Structured figure records
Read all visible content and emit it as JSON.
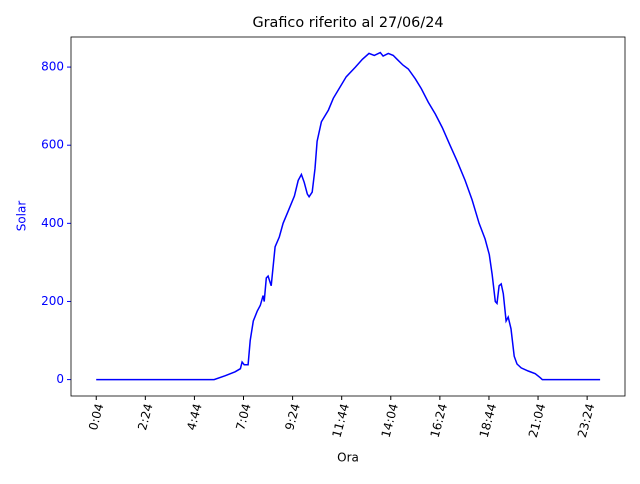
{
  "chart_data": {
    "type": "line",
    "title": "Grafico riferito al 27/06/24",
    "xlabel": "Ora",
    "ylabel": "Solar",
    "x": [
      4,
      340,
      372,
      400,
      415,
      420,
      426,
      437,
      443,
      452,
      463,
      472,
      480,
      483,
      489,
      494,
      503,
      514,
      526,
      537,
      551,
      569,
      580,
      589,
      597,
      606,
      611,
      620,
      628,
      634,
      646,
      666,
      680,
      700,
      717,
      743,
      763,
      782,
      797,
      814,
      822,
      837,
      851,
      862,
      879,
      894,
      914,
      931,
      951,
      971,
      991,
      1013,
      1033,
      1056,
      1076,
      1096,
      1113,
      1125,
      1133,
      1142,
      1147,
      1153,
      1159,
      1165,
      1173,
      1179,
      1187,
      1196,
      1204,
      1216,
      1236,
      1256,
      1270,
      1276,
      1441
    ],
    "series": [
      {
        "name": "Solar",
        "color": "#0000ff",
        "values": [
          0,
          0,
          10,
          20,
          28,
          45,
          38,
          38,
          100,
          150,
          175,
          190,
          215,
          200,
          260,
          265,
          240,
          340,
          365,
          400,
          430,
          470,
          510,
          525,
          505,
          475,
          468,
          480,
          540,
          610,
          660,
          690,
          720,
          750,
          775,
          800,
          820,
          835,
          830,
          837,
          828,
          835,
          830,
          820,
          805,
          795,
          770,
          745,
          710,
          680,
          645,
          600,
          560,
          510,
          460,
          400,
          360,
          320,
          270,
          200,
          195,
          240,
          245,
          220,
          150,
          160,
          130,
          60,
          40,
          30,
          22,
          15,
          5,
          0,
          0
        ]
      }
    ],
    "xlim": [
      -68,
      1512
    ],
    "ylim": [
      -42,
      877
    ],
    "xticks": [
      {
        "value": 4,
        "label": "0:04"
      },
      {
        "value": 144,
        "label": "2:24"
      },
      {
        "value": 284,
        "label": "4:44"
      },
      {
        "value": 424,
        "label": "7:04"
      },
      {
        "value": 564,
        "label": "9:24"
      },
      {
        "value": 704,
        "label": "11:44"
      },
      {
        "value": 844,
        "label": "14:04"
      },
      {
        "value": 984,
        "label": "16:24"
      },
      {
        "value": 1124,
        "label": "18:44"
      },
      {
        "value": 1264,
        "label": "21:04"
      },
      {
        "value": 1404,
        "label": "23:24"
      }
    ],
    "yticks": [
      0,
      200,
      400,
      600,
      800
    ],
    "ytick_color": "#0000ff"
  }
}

==

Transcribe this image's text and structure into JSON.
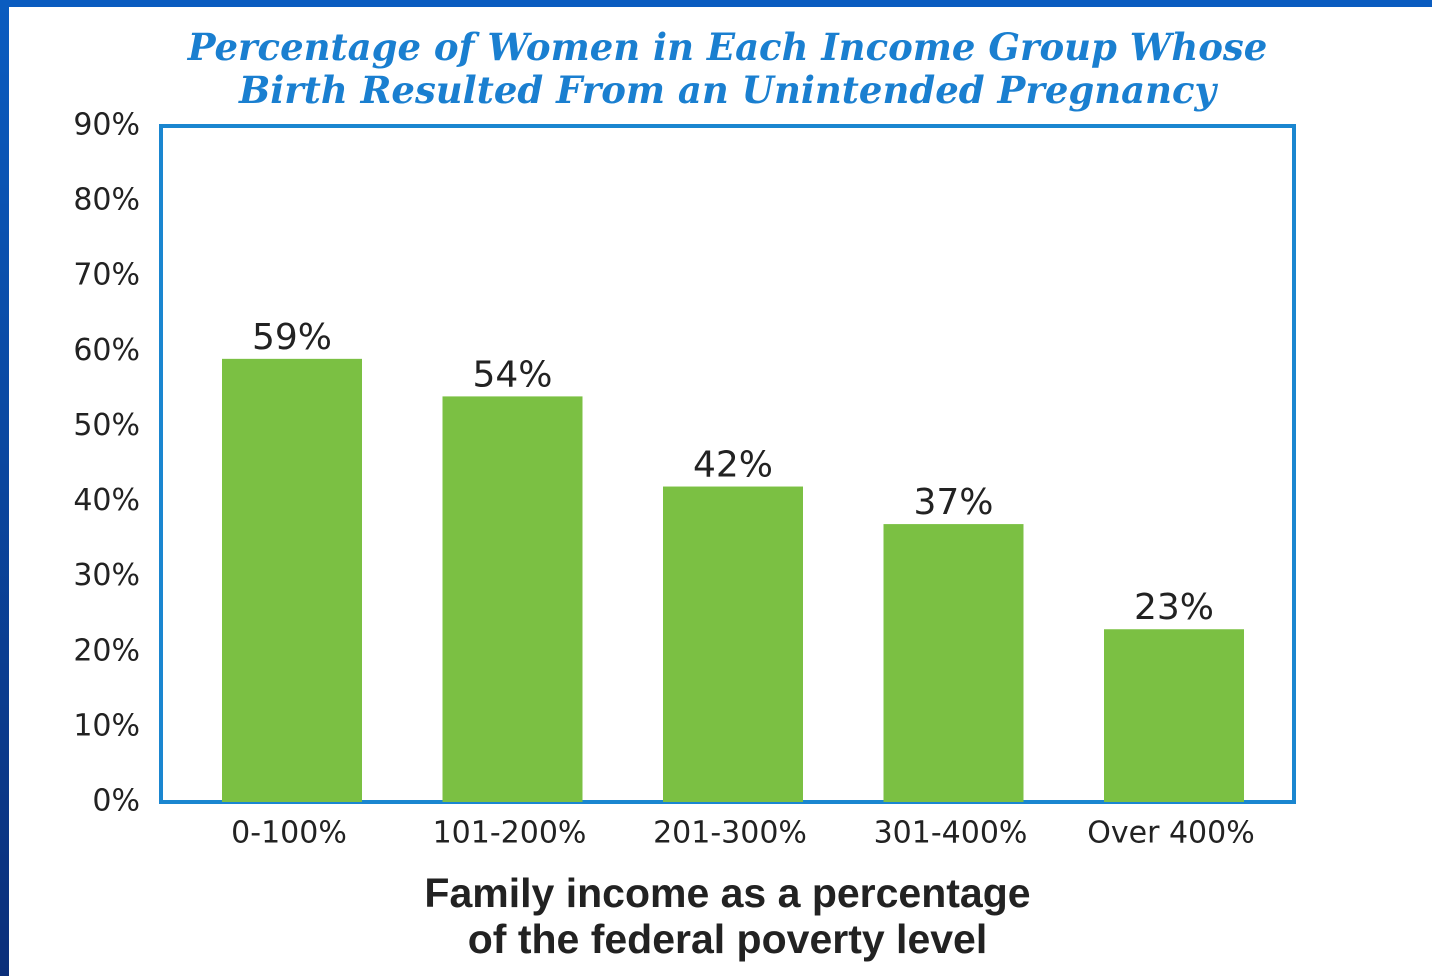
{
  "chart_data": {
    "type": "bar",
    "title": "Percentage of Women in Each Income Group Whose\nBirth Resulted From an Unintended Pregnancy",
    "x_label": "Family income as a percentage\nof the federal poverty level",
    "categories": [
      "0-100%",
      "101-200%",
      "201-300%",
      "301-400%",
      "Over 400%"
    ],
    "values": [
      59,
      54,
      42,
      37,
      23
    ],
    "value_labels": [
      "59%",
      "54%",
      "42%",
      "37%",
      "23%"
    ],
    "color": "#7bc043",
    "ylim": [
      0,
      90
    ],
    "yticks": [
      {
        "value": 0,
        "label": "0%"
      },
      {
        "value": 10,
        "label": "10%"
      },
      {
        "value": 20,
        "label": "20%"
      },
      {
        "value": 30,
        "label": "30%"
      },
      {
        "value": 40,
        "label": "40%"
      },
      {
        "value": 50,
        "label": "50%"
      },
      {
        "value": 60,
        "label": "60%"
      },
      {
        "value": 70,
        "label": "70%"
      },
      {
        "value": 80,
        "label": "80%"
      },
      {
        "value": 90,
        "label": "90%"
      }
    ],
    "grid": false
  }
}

REQUIREMENT
Gather up the lines that contain the word "JSON".

THE OUTPUT
Read all visible content and emit it as JSON.
Transcribe this image's text and structure into JSON.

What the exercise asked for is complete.